WHAT IS NEEDED:
Every line in the records below with the string "Annahme" is to be copied out.

DATA FOR THE TASK Start Marker

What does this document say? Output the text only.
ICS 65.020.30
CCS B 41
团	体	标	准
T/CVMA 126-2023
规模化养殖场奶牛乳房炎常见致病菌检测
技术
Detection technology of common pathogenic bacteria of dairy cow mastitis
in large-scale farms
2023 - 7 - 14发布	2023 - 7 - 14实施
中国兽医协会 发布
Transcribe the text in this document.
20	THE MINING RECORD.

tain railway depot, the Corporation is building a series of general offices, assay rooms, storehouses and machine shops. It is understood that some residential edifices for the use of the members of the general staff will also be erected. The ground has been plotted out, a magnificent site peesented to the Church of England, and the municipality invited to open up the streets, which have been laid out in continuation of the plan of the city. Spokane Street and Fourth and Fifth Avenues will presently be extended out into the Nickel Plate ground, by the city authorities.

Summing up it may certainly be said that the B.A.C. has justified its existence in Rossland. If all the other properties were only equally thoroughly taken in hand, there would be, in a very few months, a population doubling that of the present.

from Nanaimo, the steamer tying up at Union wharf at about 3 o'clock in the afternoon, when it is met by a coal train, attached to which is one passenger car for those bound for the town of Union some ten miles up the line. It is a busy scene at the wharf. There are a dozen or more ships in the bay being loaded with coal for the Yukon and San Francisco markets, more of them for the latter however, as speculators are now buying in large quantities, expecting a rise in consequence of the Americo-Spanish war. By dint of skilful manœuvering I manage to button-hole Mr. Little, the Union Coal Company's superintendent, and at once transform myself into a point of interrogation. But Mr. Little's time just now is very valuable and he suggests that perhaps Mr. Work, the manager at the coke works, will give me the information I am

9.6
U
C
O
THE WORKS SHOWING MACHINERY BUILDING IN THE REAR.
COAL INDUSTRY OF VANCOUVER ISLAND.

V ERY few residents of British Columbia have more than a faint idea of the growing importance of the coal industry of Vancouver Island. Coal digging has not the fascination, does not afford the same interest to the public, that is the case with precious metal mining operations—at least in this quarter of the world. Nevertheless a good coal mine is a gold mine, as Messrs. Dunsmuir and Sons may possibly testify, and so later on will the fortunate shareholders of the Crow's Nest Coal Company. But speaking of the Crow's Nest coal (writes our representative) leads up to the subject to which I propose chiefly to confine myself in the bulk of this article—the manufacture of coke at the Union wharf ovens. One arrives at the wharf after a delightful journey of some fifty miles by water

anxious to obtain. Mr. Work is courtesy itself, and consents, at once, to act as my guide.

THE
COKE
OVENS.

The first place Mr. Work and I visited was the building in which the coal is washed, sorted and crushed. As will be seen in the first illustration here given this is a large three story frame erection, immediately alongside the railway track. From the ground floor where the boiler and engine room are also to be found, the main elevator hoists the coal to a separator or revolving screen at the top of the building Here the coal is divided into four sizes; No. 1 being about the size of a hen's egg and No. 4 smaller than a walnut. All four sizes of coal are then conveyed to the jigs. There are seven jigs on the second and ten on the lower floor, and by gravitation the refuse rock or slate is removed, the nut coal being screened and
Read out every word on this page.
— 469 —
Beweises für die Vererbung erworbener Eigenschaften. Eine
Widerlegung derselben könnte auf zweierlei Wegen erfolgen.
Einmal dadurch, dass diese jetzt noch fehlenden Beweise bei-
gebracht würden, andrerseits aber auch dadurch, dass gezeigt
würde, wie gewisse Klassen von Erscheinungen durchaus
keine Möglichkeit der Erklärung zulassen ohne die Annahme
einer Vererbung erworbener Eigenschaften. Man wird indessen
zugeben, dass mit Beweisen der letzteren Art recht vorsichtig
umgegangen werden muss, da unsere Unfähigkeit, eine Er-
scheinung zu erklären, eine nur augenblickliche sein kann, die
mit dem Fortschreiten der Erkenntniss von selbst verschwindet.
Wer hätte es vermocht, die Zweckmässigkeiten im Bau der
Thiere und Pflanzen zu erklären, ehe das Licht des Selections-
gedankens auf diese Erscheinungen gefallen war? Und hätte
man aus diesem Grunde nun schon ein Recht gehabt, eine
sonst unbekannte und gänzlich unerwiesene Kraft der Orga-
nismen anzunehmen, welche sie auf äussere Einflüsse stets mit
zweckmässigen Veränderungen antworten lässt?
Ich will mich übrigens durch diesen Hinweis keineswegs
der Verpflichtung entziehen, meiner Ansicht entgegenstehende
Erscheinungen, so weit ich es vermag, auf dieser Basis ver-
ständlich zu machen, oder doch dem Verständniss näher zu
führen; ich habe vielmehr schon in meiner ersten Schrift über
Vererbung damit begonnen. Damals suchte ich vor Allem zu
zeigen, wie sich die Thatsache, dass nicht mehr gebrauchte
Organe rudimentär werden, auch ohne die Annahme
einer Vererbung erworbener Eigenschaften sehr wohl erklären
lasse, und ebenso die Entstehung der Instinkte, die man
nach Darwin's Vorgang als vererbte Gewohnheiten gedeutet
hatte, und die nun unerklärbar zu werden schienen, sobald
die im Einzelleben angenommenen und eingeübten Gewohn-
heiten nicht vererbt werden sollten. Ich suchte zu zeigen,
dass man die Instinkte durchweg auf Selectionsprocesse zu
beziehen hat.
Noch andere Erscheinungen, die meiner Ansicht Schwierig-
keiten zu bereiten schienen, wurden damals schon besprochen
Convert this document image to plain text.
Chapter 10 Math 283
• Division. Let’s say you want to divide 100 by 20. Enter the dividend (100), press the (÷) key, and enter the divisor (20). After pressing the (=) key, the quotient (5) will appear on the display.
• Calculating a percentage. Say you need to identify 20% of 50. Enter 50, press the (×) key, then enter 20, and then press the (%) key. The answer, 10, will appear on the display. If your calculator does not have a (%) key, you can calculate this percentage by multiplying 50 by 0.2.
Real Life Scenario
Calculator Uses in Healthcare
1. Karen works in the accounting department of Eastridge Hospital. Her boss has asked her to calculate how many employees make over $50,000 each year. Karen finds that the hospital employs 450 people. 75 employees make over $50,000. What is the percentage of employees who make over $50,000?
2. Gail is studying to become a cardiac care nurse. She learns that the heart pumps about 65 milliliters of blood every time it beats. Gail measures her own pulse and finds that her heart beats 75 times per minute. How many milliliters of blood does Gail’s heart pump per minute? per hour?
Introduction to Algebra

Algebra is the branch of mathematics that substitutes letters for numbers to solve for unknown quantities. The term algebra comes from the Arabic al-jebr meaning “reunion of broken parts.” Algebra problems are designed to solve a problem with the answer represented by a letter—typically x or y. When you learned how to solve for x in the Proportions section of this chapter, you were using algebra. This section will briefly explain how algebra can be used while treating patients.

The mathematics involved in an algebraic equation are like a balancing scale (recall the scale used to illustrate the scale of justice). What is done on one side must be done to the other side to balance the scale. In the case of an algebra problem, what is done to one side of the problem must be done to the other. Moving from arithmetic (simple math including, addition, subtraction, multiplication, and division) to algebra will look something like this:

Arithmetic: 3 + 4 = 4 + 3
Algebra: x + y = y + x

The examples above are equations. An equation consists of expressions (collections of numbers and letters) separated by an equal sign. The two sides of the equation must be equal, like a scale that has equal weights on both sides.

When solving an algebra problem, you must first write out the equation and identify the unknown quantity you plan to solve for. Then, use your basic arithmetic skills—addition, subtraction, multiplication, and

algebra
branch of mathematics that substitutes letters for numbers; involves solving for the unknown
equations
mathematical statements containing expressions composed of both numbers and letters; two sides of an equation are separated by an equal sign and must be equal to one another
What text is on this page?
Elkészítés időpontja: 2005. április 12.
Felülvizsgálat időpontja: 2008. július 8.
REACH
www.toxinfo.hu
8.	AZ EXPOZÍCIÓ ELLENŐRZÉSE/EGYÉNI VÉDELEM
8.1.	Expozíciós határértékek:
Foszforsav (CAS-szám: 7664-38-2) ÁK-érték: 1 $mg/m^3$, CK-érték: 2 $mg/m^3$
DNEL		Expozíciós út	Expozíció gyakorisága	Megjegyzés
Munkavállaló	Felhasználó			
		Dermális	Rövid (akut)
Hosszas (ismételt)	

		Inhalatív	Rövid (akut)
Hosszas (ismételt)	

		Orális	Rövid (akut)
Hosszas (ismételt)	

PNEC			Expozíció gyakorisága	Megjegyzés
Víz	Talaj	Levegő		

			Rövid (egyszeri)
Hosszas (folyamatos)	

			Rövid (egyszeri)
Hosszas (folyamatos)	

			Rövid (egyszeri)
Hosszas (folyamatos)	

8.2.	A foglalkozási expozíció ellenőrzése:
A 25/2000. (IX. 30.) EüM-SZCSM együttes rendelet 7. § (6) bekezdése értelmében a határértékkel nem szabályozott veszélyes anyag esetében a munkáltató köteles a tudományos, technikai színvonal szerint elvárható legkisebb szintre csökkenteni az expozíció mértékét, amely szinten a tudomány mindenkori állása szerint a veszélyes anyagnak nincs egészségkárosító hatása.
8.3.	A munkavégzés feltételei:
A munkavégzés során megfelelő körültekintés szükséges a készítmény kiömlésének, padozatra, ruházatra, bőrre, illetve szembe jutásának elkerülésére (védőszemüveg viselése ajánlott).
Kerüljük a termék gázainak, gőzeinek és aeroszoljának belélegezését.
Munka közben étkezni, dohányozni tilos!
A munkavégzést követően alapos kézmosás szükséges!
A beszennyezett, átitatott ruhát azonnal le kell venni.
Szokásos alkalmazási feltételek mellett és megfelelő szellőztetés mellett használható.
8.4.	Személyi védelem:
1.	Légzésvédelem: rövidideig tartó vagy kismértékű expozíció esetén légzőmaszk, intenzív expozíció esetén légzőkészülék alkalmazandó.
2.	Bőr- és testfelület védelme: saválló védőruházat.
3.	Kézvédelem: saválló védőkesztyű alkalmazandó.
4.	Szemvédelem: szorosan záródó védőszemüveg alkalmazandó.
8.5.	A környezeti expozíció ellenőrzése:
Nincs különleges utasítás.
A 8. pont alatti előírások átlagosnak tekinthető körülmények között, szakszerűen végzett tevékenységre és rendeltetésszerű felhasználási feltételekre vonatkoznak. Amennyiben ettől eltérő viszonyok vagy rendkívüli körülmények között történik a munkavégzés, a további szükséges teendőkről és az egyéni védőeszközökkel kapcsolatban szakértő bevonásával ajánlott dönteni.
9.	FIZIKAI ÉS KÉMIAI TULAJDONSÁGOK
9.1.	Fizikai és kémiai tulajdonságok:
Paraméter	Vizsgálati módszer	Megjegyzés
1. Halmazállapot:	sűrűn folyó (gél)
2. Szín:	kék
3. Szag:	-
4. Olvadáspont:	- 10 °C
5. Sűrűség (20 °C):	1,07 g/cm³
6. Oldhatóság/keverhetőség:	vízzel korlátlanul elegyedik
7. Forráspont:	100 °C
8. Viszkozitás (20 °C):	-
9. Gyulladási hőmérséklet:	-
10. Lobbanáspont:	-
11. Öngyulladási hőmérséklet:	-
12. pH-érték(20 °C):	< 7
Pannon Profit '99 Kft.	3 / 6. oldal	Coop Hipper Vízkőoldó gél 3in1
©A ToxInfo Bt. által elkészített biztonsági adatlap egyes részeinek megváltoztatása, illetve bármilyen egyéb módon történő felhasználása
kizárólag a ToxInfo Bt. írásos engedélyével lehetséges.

DATA FOR THE TASK End Marker

RESULT:
keine Möglichkeit der Erklärung zulassen ohne die Annahme
Organe rudimentär werden, auch ohne die Annahme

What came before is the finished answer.